# What this task involves
Locate each line holding the string "Measured" and copy it.

========

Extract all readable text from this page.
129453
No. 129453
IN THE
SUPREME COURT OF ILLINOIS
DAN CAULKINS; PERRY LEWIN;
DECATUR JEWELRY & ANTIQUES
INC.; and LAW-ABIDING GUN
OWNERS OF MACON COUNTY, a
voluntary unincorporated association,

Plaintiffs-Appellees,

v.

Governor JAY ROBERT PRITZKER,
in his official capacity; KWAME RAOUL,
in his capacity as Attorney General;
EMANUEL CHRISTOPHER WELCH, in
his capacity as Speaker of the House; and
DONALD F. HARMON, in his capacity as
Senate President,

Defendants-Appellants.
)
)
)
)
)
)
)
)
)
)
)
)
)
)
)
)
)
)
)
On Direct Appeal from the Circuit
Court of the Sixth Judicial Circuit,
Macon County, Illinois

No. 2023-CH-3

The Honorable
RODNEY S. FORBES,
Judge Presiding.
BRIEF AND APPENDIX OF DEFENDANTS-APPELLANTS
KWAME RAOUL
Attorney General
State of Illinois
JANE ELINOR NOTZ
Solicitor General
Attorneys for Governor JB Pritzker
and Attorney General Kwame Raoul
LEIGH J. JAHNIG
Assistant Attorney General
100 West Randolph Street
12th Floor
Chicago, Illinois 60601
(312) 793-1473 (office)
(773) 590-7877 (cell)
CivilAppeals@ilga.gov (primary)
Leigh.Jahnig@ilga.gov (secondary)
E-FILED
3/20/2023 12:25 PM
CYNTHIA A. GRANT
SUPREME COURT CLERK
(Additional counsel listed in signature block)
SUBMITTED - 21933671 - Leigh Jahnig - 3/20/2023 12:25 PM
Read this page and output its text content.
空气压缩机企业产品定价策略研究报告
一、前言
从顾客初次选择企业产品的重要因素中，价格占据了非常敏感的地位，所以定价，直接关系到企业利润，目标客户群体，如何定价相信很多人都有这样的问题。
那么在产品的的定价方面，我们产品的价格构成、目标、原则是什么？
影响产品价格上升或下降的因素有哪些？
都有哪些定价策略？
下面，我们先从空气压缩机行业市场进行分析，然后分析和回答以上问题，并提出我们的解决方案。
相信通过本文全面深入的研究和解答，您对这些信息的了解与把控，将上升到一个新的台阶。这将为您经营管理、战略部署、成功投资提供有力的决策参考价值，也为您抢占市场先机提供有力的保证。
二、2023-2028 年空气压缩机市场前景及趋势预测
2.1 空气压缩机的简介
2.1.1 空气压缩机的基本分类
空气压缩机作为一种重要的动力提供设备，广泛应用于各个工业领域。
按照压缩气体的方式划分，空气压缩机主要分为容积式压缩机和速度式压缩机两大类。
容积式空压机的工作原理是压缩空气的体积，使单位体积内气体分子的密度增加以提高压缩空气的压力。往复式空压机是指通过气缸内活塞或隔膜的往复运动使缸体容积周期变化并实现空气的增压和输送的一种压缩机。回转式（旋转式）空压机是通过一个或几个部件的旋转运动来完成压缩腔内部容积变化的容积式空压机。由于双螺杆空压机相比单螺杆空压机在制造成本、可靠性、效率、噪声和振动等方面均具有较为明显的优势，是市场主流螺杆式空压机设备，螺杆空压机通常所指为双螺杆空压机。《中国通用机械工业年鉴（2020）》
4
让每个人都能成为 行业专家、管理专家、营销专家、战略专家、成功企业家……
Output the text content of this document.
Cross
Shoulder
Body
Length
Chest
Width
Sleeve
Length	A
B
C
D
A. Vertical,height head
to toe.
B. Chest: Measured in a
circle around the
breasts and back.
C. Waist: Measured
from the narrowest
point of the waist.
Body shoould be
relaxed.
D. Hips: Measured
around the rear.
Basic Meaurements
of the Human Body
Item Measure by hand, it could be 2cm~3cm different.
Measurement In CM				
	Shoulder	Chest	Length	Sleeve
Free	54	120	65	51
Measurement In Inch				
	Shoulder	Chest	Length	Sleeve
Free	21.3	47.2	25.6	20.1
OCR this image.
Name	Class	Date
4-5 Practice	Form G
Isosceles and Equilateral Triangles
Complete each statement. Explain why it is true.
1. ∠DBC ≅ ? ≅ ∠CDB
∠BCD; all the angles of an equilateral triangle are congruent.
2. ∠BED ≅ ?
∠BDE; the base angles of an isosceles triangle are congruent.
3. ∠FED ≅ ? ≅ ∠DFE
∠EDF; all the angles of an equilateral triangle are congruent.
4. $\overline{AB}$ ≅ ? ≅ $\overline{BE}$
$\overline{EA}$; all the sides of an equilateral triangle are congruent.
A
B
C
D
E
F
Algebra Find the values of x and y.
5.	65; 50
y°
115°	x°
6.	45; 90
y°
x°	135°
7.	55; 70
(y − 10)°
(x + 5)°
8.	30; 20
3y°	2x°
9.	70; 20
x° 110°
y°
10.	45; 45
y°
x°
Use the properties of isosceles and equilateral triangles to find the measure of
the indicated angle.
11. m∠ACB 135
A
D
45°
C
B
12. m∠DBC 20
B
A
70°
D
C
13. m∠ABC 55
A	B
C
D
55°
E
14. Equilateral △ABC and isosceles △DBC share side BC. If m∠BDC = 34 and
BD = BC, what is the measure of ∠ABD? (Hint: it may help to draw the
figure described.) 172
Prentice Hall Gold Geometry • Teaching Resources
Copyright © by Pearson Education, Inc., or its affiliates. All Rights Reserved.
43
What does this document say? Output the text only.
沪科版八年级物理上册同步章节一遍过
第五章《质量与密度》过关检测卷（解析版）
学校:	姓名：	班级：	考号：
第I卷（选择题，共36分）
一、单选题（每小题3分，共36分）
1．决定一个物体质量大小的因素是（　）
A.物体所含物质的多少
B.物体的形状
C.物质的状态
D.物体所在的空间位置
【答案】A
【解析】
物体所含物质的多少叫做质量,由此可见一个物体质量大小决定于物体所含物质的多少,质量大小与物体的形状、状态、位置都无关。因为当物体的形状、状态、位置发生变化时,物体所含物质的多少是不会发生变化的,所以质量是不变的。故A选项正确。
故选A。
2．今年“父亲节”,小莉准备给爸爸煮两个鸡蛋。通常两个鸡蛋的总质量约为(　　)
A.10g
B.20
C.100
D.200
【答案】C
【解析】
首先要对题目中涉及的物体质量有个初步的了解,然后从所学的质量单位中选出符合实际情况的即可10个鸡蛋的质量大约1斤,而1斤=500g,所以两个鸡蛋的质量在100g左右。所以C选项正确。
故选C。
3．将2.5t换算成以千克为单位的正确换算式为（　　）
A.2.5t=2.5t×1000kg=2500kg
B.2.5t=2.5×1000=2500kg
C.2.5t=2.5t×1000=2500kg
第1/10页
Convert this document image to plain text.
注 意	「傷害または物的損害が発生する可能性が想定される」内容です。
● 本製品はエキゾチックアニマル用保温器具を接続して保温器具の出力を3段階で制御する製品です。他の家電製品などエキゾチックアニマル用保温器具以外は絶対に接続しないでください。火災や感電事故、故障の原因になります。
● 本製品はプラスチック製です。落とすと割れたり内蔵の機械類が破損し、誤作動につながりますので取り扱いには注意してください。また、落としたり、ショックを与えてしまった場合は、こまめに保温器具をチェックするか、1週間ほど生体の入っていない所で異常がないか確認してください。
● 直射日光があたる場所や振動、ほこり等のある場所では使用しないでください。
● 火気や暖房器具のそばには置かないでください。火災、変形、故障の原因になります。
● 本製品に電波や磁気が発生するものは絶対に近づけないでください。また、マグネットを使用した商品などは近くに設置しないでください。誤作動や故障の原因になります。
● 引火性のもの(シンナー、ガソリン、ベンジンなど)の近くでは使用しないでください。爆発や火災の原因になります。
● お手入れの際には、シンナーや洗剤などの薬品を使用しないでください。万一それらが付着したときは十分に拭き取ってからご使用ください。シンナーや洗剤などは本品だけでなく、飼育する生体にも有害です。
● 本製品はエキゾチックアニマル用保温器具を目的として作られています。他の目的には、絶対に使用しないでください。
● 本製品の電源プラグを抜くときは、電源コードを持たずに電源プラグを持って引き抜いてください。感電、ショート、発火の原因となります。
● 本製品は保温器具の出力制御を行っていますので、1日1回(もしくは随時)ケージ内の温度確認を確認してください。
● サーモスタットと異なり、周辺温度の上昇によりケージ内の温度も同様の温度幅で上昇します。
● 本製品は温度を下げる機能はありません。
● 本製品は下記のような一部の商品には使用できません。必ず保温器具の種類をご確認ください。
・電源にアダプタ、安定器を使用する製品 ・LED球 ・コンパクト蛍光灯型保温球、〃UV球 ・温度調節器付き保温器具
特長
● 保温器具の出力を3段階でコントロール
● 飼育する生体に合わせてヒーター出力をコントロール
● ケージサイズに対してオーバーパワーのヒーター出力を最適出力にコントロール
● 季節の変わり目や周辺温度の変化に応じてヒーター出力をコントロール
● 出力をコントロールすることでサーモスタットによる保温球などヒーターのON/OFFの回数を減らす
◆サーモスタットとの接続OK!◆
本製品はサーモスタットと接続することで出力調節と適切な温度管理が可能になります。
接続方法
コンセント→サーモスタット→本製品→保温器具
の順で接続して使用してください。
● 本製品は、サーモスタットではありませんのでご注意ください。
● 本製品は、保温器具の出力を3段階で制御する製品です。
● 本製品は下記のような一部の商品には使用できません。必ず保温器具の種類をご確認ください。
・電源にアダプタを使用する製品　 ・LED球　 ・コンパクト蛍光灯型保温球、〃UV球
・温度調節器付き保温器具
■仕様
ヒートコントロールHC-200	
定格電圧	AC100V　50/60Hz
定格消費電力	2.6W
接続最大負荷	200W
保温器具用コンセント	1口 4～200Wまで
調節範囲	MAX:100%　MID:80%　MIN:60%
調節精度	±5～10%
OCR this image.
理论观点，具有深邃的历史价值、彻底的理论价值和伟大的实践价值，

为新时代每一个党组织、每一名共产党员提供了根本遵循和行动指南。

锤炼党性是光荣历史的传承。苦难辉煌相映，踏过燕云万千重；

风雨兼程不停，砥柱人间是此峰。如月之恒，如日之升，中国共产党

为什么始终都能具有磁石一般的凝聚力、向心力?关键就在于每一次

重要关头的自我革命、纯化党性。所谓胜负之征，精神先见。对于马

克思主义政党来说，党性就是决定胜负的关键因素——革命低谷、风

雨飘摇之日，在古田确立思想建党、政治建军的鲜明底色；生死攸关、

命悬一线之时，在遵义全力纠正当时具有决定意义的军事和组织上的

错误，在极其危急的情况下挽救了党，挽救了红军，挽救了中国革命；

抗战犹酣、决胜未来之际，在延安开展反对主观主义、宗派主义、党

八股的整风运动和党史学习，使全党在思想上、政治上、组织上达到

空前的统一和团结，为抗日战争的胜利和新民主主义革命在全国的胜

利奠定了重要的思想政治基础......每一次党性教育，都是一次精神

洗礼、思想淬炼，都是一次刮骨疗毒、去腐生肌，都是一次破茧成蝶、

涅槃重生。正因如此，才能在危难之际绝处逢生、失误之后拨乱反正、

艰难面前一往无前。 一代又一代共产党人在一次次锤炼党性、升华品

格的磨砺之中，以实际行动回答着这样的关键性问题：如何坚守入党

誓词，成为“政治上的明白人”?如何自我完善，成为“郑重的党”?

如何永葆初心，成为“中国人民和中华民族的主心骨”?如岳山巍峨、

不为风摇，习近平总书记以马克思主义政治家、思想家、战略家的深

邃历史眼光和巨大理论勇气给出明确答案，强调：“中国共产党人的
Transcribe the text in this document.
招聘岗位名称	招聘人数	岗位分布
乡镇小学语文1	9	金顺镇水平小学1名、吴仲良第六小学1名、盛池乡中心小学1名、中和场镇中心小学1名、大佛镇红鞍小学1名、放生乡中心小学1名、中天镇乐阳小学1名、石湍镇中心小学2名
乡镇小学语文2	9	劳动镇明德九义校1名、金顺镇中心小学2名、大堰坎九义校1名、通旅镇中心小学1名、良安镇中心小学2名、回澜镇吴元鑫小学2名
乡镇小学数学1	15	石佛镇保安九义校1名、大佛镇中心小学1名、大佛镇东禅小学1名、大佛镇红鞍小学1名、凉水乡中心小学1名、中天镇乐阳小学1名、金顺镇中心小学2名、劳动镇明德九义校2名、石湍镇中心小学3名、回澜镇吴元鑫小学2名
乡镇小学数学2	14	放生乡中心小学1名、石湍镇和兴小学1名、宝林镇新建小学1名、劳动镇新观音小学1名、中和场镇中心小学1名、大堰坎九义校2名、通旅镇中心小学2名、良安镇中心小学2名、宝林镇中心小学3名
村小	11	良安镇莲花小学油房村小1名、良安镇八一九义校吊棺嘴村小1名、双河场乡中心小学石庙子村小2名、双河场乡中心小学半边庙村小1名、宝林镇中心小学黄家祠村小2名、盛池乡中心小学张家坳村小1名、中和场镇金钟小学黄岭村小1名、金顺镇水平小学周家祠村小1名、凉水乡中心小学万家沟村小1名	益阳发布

========

# Answer to this problem
B. Chest: Measured in a
C. Waist: Measured
D. Hips: Measured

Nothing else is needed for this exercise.